> [MATERIAL SHOWN]:
▼

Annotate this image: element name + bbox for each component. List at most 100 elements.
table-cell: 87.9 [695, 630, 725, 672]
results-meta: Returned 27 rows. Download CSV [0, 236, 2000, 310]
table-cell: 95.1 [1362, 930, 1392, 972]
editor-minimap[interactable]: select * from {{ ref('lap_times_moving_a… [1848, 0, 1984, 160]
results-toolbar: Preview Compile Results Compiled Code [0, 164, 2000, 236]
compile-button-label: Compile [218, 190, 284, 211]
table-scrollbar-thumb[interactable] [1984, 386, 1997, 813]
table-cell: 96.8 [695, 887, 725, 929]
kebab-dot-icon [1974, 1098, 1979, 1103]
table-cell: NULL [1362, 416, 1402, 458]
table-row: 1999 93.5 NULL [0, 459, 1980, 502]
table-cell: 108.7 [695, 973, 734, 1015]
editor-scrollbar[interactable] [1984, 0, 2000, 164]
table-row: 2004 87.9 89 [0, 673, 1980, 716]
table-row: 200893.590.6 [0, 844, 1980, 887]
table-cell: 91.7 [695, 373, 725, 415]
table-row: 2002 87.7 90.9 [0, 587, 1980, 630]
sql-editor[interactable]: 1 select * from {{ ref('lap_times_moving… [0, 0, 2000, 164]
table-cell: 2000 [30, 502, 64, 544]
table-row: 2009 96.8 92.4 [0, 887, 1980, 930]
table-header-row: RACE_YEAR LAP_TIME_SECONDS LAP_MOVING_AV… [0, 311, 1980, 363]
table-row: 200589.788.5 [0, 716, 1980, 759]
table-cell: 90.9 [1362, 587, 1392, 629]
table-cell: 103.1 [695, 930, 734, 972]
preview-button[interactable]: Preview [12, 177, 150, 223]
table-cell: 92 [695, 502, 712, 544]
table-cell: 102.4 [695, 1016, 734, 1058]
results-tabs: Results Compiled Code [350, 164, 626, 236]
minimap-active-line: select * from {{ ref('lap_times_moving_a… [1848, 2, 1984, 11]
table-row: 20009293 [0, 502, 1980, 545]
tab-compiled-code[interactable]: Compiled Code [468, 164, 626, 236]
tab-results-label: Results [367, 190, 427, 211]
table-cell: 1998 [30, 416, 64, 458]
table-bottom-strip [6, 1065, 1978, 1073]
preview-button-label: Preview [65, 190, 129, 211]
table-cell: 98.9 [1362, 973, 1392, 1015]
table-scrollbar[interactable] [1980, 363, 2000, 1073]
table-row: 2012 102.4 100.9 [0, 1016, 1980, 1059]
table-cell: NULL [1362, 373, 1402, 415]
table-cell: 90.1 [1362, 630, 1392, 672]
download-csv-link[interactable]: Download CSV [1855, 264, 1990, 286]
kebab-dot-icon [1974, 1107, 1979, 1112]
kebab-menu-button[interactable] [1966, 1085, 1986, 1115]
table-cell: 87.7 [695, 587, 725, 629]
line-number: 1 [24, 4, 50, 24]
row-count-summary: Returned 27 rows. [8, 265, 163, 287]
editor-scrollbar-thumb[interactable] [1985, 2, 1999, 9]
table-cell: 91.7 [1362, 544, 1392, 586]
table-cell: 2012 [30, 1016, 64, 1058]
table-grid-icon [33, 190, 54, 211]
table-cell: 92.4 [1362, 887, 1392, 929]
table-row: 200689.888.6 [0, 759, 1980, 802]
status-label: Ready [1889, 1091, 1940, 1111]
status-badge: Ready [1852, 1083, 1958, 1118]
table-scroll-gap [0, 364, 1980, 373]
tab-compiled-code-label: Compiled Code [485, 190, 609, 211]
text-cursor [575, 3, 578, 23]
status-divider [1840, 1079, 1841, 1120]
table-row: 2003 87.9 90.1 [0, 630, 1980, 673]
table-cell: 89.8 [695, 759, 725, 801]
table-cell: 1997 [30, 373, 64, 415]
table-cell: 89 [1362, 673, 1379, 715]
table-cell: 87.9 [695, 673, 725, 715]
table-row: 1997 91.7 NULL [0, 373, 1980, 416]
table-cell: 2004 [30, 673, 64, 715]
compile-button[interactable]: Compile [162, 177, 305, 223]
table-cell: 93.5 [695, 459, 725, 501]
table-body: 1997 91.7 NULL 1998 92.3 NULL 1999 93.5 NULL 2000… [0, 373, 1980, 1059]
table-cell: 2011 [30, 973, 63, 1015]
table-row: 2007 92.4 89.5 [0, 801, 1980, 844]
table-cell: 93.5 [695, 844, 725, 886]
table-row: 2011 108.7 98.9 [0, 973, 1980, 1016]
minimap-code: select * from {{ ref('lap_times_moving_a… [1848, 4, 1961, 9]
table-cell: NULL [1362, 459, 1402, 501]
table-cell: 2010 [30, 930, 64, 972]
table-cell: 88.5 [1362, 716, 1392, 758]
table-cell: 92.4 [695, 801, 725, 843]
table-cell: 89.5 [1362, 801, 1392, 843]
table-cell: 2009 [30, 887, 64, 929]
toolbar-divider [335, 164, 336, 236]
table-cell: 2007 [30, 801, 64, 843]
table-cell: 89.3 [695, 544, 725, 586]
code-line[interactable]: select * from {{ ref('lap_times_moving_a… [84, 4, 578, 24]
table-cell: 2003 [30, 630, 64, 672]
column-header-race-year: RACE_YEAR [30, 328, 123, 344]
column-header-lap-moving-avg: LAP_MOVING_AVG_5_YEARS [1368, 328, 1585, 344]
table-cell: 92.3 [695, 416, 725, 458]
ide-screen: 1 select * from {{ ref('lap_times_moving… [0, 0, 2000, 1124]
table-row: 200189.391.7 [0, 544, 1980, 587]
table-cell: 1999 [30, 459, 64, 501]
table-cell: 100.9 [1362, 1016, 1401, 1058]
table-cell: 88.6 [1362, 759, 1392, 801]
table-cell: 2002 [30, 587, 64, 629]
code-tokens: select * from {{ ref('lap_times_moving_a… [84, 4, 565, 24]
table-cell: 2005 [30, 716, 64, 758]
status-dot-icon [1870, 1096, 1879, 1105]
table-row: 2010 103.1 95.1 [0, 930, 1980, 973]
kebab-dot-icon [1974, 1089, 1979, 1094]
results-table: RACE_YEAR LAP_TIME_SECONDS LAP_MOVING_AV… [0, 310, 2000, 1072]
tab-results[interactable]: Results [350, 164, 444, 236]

▲

> [SHORT PROBLEM]: Rewrite all the lines above, swapping each "Download CSV" for "Export CSV" and leaving everything else unchanged.

> [ANSWER BELOW]:
Annotate this image: element name + bbox for each component. List at most 100 elements.
table-cell: 87.9 [695, 630, 725, 672]
results-meta: Returned 27 rows. Export CSV [0, 236, 2000, 310]
table-cell: 95.1 [1362, 930, 1392, 972]
editor-minimap[interactable]: select * from {{ ref('lap_times_moving_a… [1848, 0, 1984, 160]
results-toolbar: Preview Compile Results Compiled Code [0, 164, 2000, 236]
compile-button-label: Compile [218, 190, 284, 211]
table-scrollbar-thumb[interactable] [1984, 386, 1997, 813]
table-cell: 96.8 [695, 887, 725, 929]
kebab-dot-icon [1974, 1098, 1979, 1103]
table-cell: NULL [1362, 416, 1402, 458]
table-row: 1999 93.5 NULL [0, 459, 1980, 502]
table-cell: 108.7 [695, 973, 734, 1015]
editor-scrollbar[interactable] [1984, 0, 2000, 164]
table-row: 2004 87.9 89 [0, 673, 1980, 716]
table-row: 200893.590.6 [0, 844, 1980, 887]
table-cell: 91.7 [695, 373, 725, 415]
table-row: 2002 87.7 90.9 [0, 587, 1980, 630]
sql-editor[interactable]: 1 select * from {{ ref('lap_times_moving… [0, 0, 2000, 164]
table-cell: 2000 [30, 502, 64, 544]
table-row: 2009 96.8 92.4 [0, 887, 1980, 930]
table-header-row: RACE_YEAR LAP_TIME_SECONDS LAP_MOVING_AV… [0, 311, 1980, 363]
table-row: 200589.788.5 [0, 716, 1980, 759]
table-cell: 90.9 [1362, 587, 1392, 629]
table-cell: 103.1 [695, 930, 734, 972]
preview-button[interactable]: Preview [12, 177, 150, 223]
table-cell: 92 [695, 502, 712, 544]
table-cell: 102.4 [695, 1016, 734, 1058]
results-tabs: Results Compiled Code [350, 164, 626, 236]
minimap-active-line: select * from {{ ref('lap_times_moving_a… [1848, 2, 1984, 11]
table-row: 20009293 [0, 502, 1980, 545]
tab-compiled-code[interactable]: Compiled Code [468, 164, 626, 236]
tab-results-label: Results [367, 190, 427, 211]
table-cell: 1998 [30, 416, 64, 458]
table-bottom-strip [6, 1065, 1978, 1073]
preview-button-label: Preview [65, 190, 129, 211]
table-cell: 98.9 [1362, 973, 1392, 1015]
table-scrollbar[interactable] [1980, 363, 2000, 1073]
table-row: 2012 102.4 100.9 [0, 1016, 1980, 1059]
table-cell: NULL [1362, 373, 1402, 415]
table-cell: 90.1 [1362, 630, 1392, 672]
download-csv-link[interactable]: Export CSV [1855, 264, 1990, 286]
kebab-dot-icon [1974, 1107, 1979, 1112]
kebab-menu-button[interactable] [1966, 1085, 1986, 1115]
table-cell: 87.7 [695, 587, 725, 629]
line-number: 1 [24, 4, 50, 24]
row-count-summary: Returned 27 rows. [8, 265, 163, 287]
editor-scrollbar-thumb[interactable] [1985, 2, 1999, 9]
table-cell: 91.7 [1362, 544, 1392, 586]
table-cell: 2012 [30, 1016, 64, 1058]
table-grid-icon [33, 190, 54, 211]
table-cell: 92.4 [1362, 887, 1392, 929]
table-row: 200689.888.6 [0, 759, 1980, 802]
status-label: Ready [1889, 1091, 1940, 1111]
status-badge: Ready [1852, 1083, 1958, 1118]
table-scroll-gap [0, 364, 1980, 373]
tab-compiled-code-label: Compiled Code [485, 190, 609, 211]
text-cursor [575, 3, 578, 23]
status-divider [1840, 1079, 1841, 1120]
table-row: 2003 87.9 90.1 [0, 630, 1980, 673]
table-cell: 89.8 [695, 759, 725, 801]
table-cell: 1997 [30, 373, 64, 415]
table-cell: 89 [1362, 673, 1379, 715]
table-cell: 87.9 [695, 673, 725, 715]
table-row: 1997 91.7 NULL [0, 373, 1980, 416]
table-cell: 2004 [30, 673, 64, 715]
compile-button[interactable]: Compile [162, 177, 305, 223]
table-cell: 93.5 [695, 459, 725, 501]
table-body: 1997 91.7 NULL 1998 92.3 NULL 1999 93.5 NULL 2000… [0, 373, 1980, 1059]
table-cell: 2011 [30, 973, 63, 1015]
table-row: 2007 92.4 89.5 [0, 801, 1980, 844]
table-cell: 93.5 [695, 844, 725, 886]
table-row: 2011 108.7 98.9 [0, 973, 1980, 1016]
minimap-code: select * from {{ ref('lap_times_moving_a… [1848, 4, 1961, 9]
table-cell: NULL [1362, 459, 1402, 501]
table-cell: 2010 [30, 930, 64, 972]
table-cell: 88.5 [1362, 716, 1392, 758]
table-cell: 92.4 [695, 801, 725, 843]
table-cell: 89.5 [1362, 801, 1392, 843]
table-cell: 2009 [30, 887, 64, 929]
toolbar-divider [335, 164, 336, 236]
table-cell: 2007 [30, 801, 64, 843]
table-cell: 89.3 [695, 544, 725, 586]
code-line[interactable]: select * from {{ ref('lap_times_moving_a… [84, 4, 578, 24]
table-cell: 2003 [30, 630, 64, 672]
column-header-race-year: RACE_YEAR [30, 328, 123, 344]
column-header-lap-moving-avg: LAP_MOVING_AVG_5_YEARS [1368, 328, 1585, 344]
table-cell: 92.3 [695, 416, 725, 458]
ide-screen: 1 select * from {{ ref('lap_times_moving… [0, 0, 2000, 1124]
table-row: 200189.391.7 [0, 544, 1980, 587]
table-cell: 1999 [30, 459, 64, 501]
table-cell: 100.9 [1362, 1016, 1401, 1058]
table-cell: 88.6 [1362, 759, 1392, 801]
table-cell: 2002 [30, 587, 64, 629]
code-tokens: select * from {{ ref('lap_times_moving_a… [84, 4, 565, 24]
table-cell: 2005 [30, 716, 64, 758]
status-dot-icon [1870, 1096, 1879, 1105]
table-row: 2010 103.1 95.1 [0, 930, 1980, 973]
kebab-dot-icon [1974, 1089, 1979, 1094]
results-table: RACE_YEAR LAP_TIME_SECONDS LAP_MOVING_AV… [0, 310, 2000, 1072]
tab-results[interactable]: Results [350, 164, 444, 236]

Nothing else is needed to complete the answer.